— Start DATASET ROWS —
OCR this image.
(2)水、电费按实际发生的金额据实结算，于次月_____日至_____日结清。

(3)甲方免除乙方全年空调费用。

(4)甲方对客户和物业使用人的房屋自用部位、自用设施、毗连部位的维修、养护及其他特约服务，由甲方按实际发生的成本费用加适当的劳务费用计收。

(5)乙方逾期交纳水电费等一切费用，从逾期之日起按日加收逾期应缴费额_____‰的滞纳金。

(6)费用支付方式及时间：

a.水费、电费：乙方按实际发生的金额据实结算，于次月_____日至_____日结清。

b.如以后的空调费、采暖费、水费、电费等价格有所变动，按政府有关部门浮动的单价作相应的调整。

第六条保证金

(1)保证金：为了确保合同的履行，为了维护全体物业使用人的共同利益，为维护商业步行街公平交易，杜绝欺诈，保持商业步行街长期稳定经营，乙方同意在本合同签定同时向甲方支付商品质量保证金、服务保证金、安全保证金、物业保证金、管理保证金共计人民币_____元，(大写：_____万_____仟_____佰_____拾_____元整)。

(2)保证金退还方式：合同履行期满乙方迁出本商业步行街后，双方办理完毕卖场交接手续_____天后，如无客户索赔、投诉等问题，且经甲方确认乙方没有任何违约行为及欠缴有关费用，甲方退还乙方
— End DATASET ROWS —
→ **GIVEN PROBLEM**
Return the listing above word for word.

→ **ANSWER TO THE EXERCISE**
OCR this image.
(2)水、电费按实际发生的金额据实结算，于次月_____日至_____日结清。

(3)甲方免除乙方全年空调费用。

(4)甲方对客户和物业使用人的房屋自用部位、自用设施、毗连部位的维修、养护及其他特约服务，由甲方按实际发生的成本费用加适当的劳务费用计收。

(5)乙方逾期交纳水电费等一切费用，从逾期之日起按日加收逾期应缴费额_____‰的滞纳金。

(6)费用支付方式及时间：

a.水费、电费：乙方按实际发生的金额据实结算，于次月_____日至_____日结清。

b.如以后的空调费、采暖费、水费、电费等价格有所变动，按政府有关部门浮动的单价作相应的调整。

第六条保证金

(1)保证金：为了确保合同的履行，为了维护全体物业使用人的共同利益，为维护商业步行街公平交易，杜绝欺诈，保持商业步行街长期稳定经营，乙方同意在本合同签定同时向甲方支付商品质量保证金、服务保证金、安全保证金、物业保证金、管理保证金共计人民币_____元，(大写：_____万_____仟_____佰_____拾_____元整)。

(2)保证金退还方式：合同履行期满乙方迁出本商业步行街后，双方办理完毕卖场交接手续_____天后，如无客户索赔、投诉等问题，且经甲方确认乙方没有任何违约行为及欠缴有关费用，甲方退还乙方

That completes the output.